(Data records)
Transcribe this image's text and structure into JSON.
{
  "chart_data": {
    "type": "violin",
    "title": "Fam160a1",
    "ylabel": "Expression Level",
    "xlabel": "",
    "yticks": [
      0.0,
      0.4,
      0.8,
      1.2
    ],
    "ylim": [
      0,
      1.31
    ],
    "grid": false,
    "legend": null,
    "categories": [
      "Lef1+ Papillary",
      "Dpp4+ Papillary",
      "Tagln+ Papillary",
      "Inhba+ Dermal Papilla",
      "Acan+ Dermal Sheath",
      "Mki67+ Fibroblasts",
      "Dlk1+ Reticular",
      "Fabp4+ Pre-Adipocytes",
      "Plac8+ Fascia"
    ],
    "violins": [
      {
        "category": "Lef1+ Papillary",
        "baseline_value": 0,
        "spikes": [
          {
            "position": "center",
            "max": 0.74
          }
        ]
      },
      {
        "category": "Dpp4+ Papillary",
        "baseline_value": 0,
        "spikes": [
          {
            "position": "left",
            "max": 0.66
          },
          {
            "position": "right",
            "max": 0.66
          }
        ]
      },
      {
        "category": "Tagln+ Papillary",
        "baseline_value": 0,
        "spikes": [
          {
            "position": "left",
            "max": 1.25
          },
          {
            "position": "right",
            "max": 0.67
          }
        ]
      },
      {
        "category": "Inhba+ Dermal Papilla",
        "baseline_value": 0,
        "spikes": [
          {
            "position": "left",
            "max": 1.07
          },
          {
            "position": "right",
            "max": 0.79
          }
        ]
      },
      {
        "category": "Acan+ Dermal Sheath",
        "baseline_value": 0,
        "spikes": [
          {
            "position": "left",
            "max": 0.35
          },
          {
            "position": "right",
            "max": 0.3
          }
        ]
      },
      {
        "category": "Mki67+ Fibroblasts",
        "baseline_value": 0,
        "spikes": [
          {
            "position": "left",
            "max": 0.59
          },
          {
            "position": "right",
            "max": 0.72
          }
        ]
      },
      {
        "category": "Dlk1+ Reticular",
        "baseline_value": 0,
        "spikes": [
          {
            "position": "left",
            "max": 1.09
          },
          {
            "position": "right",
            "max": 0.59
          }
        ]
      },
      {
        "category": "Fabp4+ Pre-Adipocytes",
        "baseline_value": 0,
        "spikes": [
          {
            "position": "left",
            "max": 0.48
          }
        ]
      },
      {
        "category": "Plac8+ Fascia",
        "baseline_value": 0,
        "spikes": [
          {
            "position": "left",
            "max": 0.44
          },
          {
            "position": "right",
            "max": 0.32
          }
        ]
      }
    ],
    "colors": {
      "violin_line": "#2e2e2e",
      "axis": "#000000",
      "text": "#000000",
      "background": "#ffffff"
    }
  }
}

▶ **Stated exercise**
Select and copy every line of the listing with the word "Reticular".

▶ **Exercise result**
      "Dlk1+ Reticular",
        "category": "Dlk1+ Reticular",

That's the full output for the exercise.